#### Rows from a dataset

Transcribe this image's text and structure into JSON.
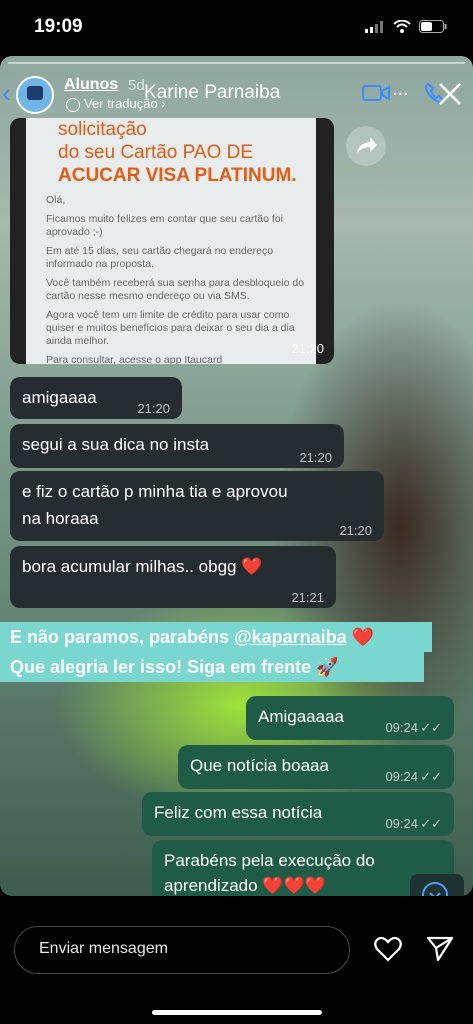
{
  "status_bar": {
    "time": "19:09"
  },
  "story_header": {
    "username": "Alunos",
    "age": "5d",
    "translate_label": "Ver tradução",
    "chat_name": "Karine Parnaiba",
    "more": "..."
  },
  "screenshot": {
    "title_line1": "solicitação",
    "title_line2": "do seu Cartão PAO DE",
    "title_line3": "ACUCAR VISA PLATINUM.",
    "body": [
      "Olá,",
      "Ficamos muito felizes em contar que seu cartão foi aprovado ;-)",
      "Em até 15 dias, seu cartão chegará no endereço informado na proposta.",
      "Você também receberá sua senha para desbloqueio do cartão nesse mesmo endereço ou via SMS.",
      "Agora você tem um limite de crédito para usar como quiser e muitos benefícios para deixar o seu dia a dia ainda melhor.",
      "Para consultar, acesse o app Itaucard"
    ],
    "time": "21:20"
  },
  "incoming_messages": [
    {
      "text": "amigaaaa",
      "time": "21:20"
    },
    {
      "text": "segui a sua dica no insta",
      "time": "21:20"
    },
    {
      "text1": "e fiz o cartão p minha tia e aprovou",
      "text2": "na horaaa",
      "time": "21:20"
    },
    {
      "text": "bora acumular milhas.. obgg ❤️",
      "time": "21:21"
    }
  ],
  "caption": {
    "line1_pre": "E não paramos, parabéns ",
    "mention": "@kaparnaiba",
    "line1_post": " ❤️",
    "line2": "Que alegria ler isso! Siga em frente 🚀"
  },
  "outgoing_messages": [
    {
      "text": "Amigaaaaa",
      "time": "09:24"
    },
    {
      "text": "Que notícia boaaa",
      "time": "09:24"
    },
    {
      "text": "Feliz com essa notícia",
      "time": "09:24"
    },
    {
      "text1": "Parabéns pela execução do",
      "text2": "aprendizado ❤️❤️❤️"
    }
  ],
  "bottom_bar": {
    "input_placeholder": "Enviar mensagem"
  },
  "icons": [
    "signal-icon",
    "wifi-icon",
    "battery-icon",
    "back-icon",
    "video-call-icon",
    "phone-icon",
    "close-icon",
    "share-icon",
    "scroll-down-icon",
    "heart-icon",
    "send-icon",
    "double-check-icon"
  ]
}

#### BRIEF
Omit the images and transcribe all of the records above word for word.

#### CORRECT RESPONSE
Transcribe this image's text and structure into JSON.
{
  "status_bar": {
    "time": "19:09"
  },
  "story_header": {
    "username": "Alunos",
    "age": "5d",
    "translate_label": "Ver tradução",
    "chat_name": "Karine Parnaiba",
    "more": "..."
  },
  "screenshot": {
    "title_line1": "solicitação",
    "title_line2": "do seu Cartão PAO DE",
    "title_line3": "ACUCAR VISA PLATINUM.",
    "body": [
      "Olá,",
      "Ficamos muito felizes em contar que seu cartão foi aprovado ;-)",
      "Em até 15 dias, seu cartão chegará no endereço informado na proposta.",
      "Você também receberá sua senha para desbloqueio do cartão nesse mesmo endereço ou via SMS.",
      "Agora você tem um limite de crédito para usar como quiser e muitos benefícios para deixar o seu dia a dia ainda melhor.",
      "Para consultar, acesse o app Itaucard"
    ],
    "time": "21:20"
  },
  "incoming_messages": [
    {
      "text": "amigaaaa",
      "time": "21:20"
    },
    {
      "text": "segui a sua dica no insta",
      "time": "21:20"
    },
    {
      "text1": "e fiz o cartão p minha tia e aprovou",
      "text2": "na horaaa",
      "time": "21:20"
    },
    {
      "text": "bora acumular milhas.. obgg ❤️",
      "time": "21:21"
    }
  ],
  "caption": {
    "line1_pre": "E não paramos, parabéns ",
    "mention": "@kaparnaiba",
    "line1_post": " ❤️",
    "line2": "Que alegria ler isso! Siga em frente 🚀"
  },
  "outgoing_messages": [
    {
      "text": "Amigaaaaa",
      "time": "09:24"
    },
    {
      "text": "Que notícia boaaa",
      "time": "09:24"
    },
    {
      "text": "Feliz com essa notícia",
      "time": "09:24"
    },
    {
      "text1": "Parabéns pela execução do",
      "text2": "aprendizado ❤️❤️❤️"
    }
  ],
  "bottom_bar": {
    "input_placeholder": "Enviar mensagem"
  },
  "icons": [
    "signal-icon",
    "wifi-icon",
    "battery-icon",
    "back-icon",
    "video-call-icon",
    "phone-icon",
    "close-icon",
    "share-icon",
    "scroll-down-icon",
    "heart-icon",
    "send-icon",
    "double-check-icon"
  ]
}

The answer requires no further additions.